PROMPT: Report, as a bare number, how many lines of the material below contain the word "chidamli".

SUPPLIED MATERIAL:
--- begin ---

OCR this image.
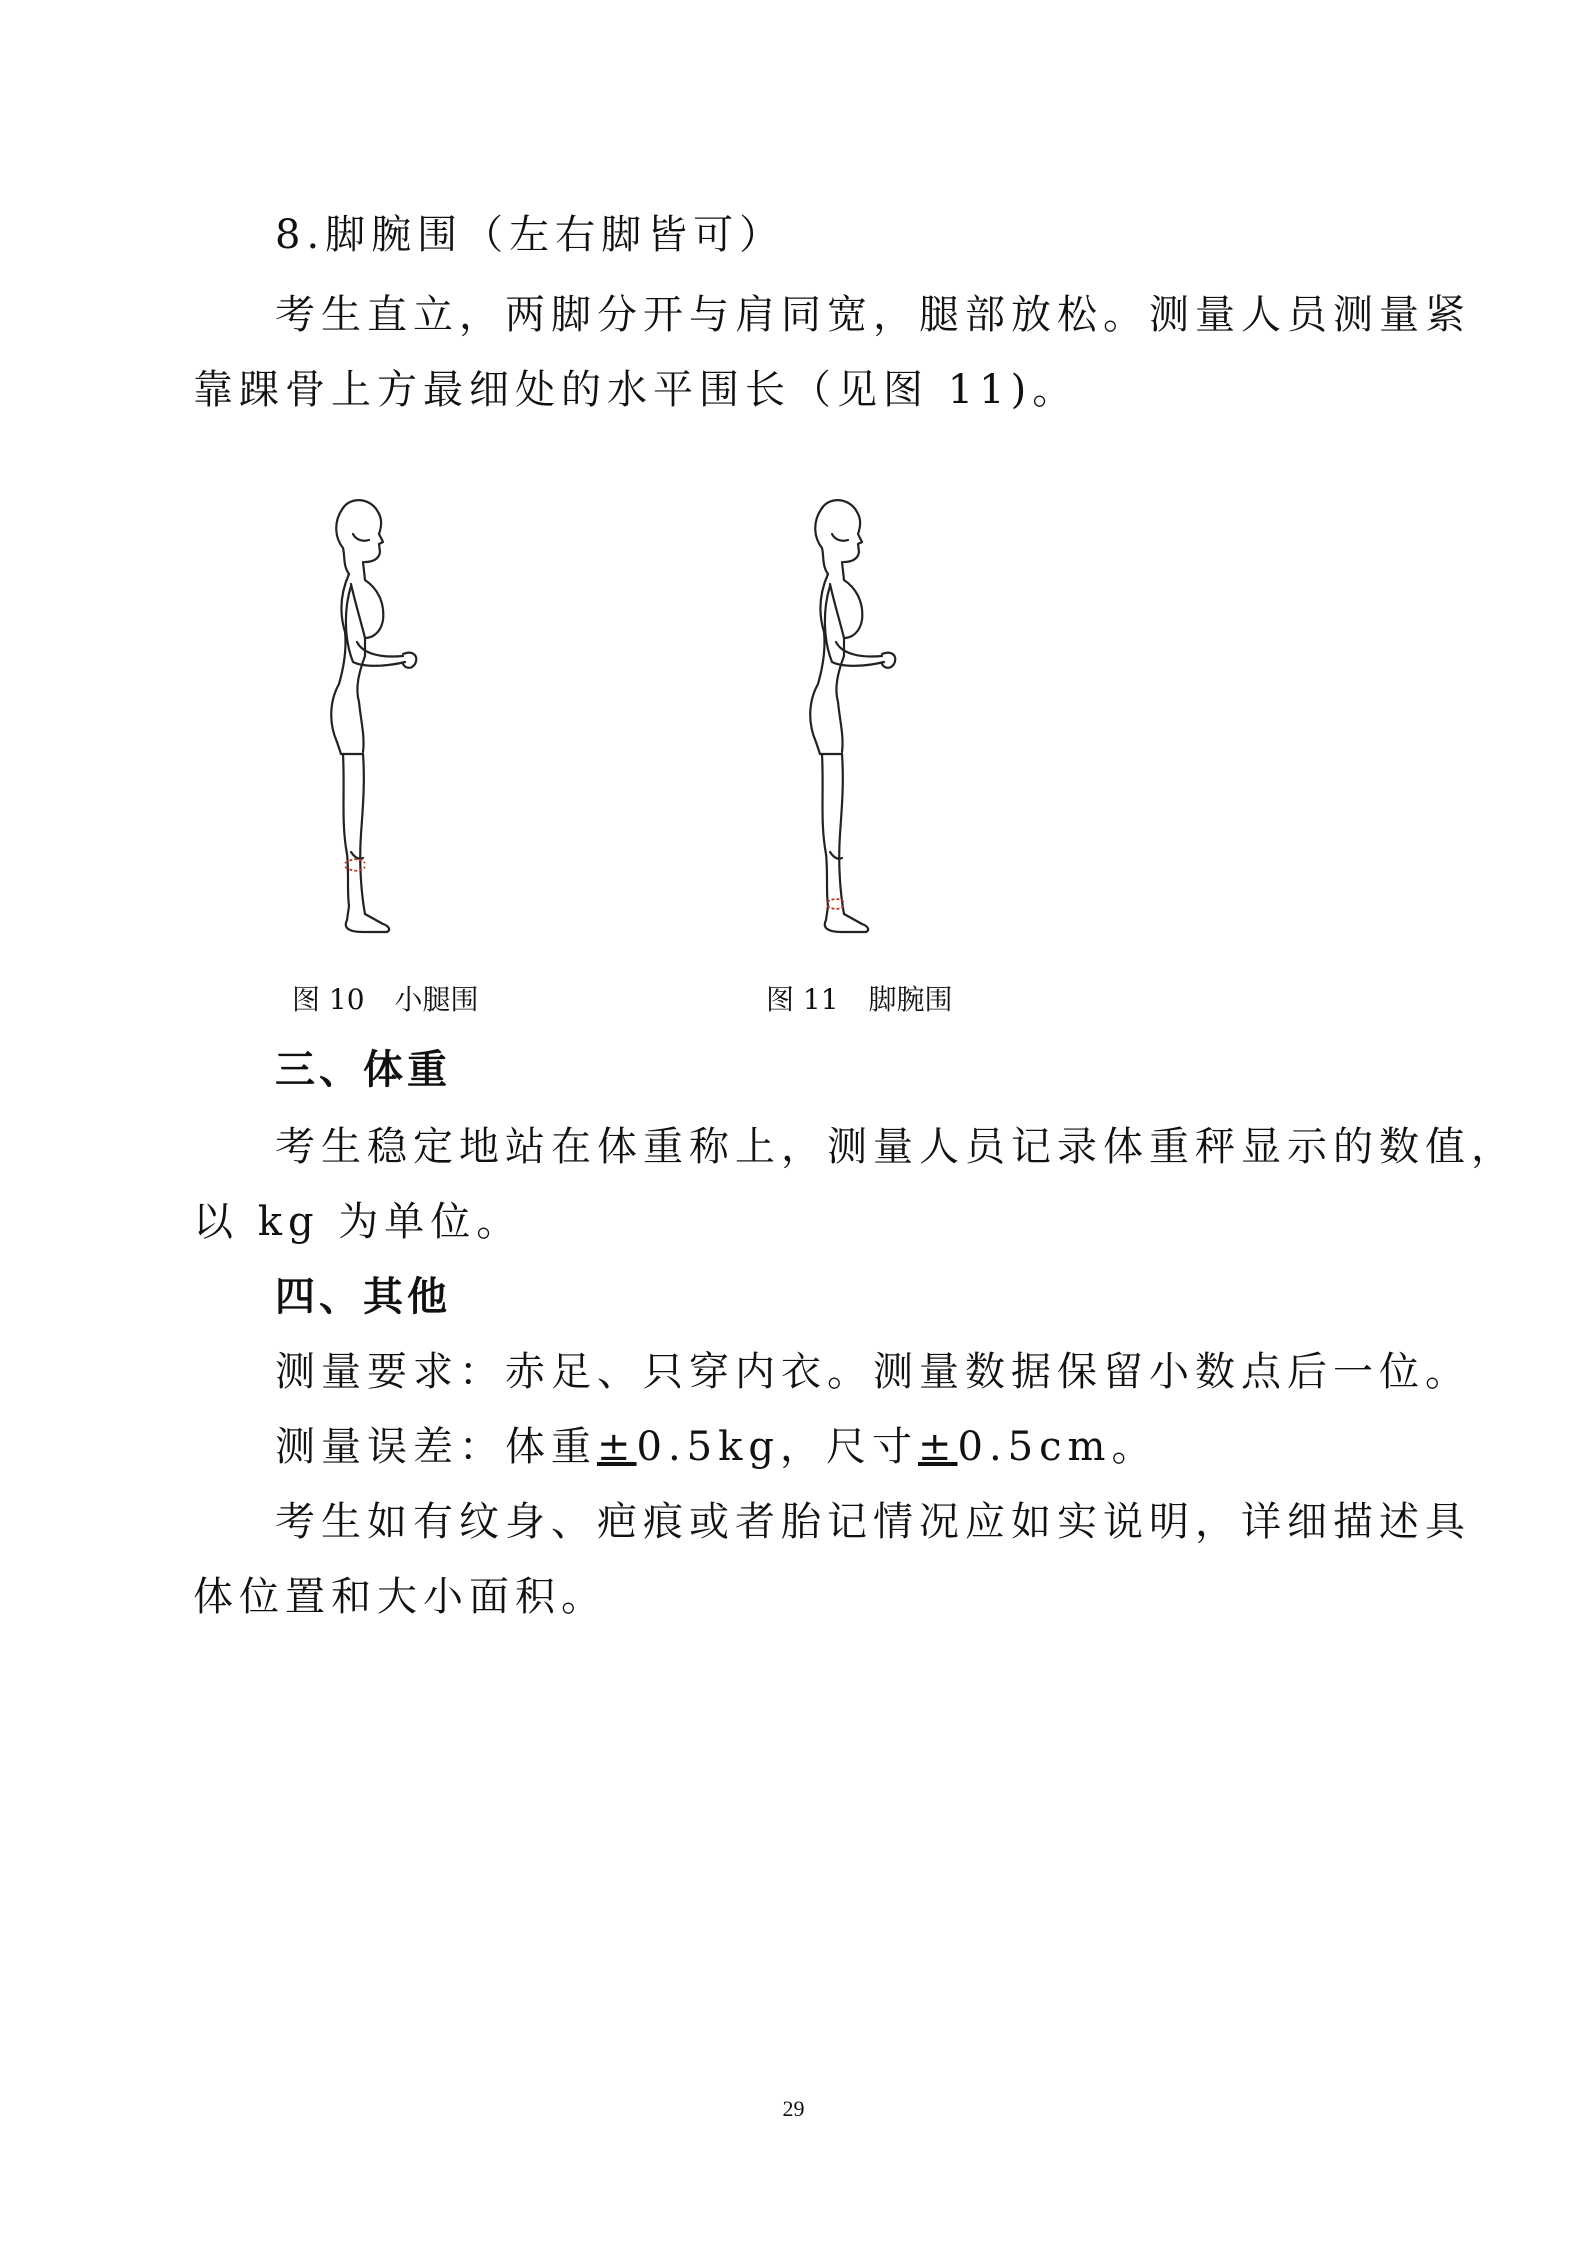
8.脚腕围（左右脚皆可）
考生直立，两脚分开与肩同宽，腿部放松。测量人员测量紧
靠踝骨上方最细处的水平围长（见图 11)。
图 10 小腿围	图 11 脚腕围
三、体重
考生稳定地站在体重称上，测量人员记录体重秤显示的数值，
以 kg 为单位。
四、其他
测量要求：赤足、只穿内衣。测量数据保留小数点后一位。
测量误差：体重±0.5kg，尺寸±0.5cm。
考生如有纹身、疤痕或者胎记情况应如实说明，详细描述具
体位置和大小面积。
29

--- end ---
--- begin ---

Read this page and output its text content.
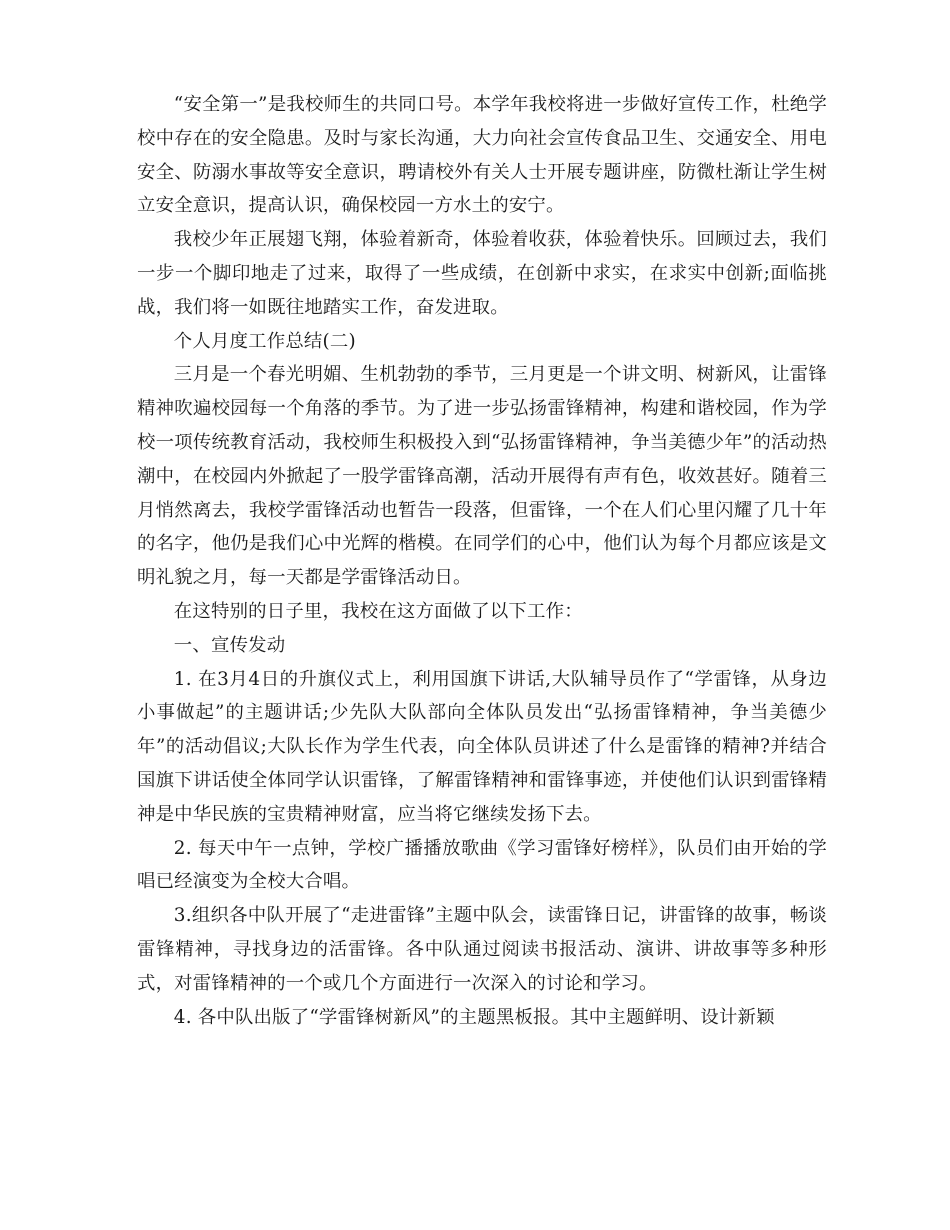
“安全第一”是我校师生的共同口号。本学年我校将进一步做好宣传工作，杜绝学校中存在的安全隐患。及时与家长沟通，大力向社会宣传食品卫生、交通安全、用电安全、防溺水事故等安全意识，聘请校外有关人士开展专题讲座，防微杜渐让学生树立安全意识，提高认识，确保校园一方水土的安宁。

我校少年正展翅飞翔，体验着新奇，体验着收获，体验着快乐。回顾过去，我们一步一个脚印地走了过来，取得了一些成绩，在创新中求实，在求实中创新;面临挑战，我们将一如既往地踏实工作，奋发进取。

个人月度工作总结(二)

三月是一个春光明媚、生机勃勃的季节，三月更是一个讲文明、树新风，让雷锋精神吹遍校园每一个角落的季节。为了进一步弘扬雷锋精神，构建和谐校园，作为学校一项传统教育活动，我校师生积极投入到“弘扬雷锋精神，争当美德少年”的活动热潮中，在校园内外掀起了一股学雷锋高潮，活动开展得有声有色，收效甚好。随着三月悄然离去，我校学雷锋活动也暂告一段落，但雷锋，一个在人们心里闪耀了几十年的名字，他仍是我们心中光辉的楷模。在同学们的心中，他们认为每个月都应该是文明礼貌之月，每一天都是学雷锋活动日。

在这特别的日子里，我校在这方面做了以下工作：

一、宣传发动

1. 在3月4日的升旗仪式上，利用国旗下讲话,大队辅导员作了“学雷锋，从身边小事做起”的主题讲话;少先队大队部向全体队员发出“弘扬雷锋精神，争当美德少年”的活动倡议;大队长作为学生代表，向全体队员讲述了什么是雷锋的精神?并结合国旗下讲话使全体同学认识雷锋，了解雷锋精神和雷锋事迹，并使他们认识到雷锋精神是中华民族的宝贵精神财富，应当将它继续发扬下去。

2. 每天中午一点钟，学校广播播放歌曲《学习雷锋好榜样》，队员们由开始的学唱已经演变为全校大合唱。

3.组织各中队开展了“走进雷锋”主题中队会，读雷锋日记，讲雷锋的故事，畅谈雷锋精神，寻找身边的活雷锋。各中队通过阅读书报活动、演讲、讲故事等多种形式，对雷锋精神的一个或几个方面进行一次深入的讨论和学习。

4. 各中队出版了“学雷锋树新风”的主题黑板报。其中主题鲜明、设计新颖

--- end ---
--- begin ---

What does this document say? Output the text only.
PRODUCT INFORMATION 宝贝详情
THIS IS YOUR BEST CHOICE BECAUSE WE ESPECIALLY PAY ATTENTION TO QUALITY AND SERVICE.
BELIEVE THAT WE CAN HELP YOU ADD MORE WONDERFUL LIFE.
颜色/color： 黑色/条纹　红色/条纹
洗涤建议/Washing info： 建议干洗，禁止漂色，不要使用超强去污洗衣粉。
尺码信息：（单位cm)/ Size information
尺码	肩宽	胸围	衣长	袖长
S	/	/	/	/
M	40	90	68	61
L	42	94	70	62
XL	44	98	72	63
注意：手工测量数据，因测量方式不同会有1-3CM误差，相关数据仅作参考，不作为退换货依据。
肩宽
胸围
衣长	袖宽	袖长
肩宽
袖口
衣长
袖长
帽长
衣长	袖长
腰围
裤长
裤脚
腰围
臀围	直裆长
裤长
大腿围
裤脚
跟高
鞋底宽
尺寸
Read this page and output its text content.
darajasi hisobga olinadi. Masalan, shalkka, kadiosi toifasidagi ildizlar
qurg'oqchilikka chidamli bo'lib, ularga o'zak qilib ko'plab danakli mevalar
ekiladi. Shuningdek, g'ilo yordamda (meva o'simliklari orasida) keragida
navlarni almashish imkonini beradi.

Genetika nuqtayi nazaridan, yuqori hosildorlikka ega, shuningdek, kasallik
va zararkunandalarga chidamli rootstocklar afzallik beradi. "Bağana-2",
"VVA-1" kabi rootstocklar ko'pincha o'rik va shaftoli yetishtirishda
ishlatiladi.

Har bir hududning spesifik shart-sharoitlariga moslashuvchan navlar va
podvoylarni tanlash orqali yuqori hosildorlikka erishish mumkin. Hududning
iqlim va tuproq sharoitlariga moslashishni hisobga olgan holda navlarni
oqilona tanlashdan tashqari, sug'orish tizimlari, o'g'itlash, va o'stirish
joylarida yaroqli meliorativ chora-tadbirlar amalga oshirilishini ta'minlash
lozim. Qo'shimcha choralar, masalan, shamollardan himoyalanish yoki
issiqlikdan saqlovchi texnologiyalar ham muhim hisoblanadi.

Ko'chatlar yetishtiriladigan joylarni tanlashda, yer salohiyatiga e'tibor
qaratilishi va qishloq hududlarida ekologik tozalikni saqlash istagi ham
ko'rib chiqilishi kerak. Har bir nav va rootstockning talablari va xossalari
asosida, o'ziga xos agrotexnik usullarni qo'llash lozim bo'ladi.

--- end ---

EXERCISE SOLUTION: 2